▸ **Record excerpts**

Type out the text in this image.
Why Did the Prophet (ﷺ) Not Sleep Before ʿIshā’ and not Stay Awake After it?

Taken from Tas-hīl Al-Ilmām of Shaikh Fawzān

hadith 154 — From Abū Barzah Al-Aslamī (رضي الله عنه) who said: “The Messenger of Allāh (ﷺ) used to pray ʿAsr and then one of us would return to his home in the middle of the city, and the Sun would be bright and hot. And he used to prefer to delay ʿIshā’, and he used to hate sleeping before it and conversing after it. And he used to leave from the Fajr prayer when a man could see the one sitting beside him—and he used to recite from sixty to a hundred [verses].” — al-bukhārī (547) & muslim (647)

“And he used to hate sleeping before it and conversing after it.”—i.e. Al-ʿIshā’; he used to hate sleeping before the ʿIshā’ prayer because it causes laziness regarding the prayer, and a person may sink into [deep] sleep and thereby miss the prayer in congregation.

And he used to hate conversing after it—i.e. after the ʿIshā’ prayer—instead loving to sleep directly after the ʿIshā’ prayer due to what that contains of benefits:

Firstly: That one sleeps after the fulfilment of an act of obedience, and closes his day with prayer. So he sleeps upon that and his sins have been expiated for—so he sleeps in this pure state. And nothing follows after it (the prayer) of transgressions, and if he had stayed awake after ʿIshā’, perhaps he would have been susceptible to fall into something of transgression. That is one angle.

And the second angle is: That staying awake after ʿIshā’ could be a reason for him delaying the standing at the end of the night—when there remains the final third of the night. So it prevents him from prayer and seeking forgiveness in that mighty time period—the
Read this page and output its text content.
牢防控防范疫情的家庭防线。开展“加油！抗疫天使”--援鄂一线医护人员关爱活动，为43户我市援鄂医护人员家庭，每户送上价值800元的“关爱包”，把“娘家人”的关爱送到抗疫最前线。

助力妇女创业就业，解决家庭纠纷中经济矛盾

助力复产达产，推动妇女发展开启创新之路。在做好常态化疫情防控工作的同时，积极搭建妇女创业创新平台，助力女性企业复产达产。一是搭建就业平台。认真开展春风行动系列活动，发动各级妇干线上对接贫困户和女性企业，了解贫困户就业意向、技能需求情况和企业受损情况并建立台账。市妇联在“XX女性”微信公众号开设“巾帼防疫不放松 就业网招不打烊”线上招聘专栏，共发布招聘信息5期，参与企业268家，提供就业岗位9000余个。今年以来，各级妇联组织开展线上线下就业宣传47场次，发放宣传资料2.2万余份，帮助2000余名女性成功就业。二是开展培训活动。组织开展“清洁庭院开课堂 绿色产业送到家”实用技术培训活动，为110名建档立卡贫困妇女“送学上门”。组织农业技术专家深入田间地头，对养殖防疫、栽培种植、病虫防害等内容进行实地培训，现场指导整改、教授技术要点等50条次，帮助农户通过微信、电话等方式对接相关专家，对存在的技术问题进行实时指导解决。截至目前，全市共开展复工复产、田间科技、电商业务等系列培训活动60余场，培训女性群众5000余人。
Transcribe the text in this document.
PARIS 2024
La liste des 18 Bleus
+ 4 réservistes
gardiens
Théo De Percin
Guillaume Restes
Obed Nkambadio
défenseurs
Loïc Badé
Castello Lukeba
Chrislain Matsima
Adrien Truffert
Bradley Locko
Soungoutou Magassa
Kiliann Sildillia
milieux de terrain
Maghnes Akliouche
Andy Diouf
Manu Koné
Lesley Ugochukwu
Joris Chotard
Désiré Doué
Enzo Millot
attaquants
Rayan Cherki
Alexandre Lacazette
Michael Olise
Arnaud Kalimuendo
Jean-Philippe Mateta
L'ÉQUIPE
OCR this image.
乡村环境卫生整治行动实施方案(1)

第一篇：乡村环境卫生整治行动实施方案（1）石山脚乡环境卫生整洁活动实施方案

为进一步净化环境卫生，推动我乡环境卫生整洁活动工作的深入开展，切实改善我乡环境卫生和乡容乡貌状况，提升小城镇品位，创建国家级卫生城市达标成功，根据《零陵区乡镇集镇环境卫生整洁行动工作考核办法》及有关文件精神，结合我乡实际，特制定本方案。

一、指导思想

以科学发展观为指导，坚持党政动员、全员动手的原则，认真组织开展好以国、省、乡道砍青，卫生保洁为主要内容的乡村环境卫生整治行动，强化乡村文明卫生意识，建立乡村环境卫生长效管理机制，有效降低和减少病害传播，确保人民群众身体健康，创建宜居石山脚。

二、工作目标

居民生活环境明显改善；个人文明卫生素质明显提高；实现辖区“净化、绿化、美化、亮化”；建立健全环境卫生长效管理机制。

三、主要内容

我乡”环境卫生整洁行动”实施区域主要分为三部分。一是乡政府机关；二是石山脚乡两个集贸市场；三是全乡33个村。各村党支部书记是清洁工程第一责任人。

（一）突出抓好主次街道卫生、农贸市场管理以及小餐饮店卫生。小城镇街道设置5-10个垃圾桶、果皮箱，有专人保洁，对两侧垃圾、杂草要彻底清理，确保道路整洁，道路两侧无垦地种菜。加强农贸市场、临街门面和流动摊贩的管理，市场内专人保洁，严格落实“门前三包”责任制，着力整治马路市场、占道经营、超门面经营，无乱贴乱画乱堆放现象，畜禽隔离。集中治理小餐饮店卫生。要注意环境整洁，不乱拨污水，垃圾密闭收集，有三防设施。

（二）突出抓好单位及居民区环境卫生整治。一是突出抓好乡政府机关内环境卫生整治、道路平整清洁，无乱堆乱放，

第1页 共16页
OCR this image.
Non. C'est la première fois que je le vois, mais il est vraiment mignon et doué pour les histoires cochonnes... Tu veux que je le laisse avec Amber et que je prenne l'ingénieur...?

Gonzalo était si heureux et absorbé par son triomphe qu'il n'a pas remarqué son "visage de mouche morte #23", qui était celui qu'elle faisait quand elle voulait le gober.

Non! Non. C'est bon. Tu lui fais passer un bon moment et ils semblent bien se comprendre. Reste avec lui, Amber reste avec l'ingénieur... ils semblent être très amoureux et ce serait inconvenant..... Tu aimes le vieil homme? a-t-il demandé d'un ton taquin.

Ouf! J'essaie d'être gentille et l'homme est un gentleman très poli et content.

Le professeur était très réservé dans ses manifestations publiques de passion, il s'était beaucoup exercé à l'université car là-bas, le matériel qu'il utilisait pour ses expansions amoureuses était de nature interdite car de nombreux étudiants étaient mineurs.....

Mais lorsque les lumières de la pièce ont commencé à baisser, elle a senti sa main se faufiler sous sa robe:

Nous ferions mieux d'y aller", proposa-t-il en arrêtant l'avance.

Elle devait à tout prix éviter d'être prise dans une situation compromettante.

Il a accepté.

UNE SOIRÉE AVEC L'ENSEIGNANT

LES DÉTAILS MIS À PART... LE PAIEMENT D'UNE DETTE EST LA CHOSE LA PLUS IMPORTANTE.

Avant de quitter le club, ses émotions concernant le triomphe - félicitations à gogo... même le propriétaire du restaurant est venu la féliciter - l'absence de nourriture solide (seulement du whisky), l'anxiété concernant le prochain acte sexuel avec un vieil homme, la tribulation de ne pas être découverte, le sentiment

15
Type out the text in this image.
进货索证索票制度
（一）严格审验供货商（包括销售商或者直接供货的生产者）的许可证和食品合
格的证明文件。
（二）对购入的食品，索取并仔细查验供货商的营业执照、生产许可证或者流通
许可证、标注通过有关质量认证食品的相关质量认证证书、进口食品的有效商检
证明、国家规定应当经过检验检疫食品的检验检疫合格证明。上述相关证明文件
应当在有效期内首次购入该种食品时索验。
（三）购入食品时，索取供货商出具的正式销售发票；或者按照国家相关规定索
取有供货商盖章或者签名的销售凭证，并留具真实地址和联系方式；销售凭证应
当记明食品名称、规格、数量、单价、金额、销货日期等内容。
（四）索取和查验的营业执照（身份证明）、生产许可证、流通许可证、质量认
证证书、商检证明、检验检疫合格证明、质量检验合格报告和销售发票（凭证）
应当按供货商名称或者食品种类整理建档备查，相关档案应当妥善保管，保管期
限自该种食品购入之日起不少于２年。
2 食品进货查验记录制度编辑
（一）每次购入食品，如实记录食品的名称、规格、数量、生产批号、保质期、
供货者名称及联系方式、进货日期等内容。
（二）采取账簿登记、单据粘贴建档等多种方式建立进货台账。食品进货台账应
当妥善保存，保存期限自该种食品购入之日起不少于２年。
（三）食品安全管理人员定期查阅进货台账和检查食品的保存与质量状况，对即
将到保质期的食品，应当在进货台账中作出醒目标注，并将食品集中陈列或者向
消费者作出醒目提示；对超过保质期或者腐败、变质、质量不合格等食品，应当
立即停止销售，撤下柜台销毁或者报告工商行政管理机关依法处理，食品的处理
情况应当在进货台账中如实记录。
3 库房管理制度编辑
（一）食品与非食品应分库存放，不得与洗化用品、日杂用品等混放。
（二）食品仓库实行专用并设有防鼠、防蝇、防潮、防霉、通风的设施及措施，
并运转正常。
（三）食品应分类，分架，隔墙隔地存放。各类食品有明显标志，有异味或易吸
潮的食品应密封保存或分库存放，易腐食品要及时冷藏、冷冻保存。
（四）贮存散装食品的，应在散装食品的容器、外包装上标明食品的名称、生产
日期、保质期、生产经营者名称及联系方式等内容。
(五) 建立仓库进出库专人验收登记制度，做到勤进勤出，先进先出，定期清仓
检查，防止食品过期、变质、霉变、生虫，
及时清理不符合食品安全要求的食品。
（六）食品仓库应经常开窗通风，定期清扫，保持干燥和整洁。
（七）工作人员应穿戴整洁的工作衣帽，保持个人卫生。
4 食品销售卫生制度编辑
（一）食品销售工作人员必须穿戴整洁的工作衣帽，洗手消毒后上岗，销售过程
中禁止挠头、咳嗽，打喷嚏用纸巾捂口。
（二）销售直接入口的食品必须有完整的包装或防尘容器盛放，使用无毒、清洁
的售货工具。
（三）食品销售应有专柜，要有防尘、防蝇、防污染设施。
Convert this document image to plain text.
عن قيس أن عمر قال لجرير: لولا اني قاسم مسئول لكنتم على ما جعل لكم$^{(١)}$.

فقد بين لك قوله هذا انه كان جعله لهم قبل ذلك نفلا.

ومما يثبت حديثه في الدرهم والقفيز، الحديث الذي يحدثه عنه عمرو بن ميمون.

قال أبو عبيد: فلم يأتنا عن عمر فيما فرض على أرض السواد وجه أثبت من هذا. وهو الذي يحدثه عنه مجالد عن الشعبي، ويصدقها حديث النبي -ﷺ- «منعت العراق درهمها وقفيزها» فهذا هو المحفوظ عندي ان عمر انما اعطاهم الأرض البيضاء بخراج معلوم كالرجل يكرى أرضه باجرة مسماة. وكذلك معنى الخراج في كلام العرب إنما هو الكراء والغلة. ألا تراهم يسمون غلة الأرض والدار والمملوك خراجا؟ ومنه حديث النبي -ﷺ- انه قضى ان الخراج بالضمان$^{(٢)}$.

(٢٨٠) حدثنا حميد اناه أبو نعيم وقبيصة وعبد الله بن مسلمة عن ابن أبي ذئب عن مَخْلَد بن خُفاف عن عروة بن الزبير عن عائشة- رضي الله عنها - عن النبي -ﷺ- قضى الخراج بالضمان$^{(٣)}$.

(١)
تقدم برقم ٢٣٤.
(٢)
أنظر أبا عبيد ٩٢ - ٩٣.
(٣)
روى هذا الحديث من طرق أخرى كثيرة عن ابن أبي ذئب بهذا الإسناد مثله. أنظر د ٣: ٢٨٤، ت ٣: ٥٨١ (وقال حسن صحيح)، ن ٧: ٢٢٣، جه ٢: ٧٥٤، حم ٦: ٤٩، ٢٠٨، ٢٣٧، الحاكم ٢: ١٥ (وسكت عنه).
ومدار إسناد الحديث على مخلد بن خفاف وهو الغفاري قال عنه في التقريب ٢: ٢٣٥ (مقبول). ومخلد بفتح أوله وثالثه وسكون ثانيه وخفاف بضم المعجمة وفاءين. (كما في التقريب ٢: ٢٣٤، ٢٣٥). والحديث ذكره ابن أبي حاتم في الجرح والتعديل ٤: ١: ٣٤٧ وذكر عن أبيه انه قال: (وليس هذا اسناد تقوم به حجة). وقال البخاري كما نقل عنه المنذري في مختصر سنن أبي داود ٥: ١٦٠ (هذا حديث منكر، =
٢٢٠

▸ **Task to complete**
List every line from the entries above in which "être" appears.

▸ **Complete response**
Non! Non. C'est bon. Tu lui fais passer un bon moment et ils semblent bien se comprendre. Reste avec lui, Amber reste avec l'ingénieur... ils semblent être très amoureux et ce serait inconvenant..... Tu aimes le vieil homme? a-t-il demandé d'un ton taquin.
Ouf! J'essaie d'être gentille et l'homme est un gentleman très poli et content.
Elle devait à tout prix éviter d'être prise dans une situation compromettante.
Avant de quitter le club, ses émotions concernant le triomphe - félicitations à gogo... même le propriétaire du restaurant est venu la féliciter - l'absence de nourriture solide (seulement du whisky), l'anxiété concernant le prochain acte sexuel avec un vieil homme, la tribulation de ne pas être découverte, le sentiment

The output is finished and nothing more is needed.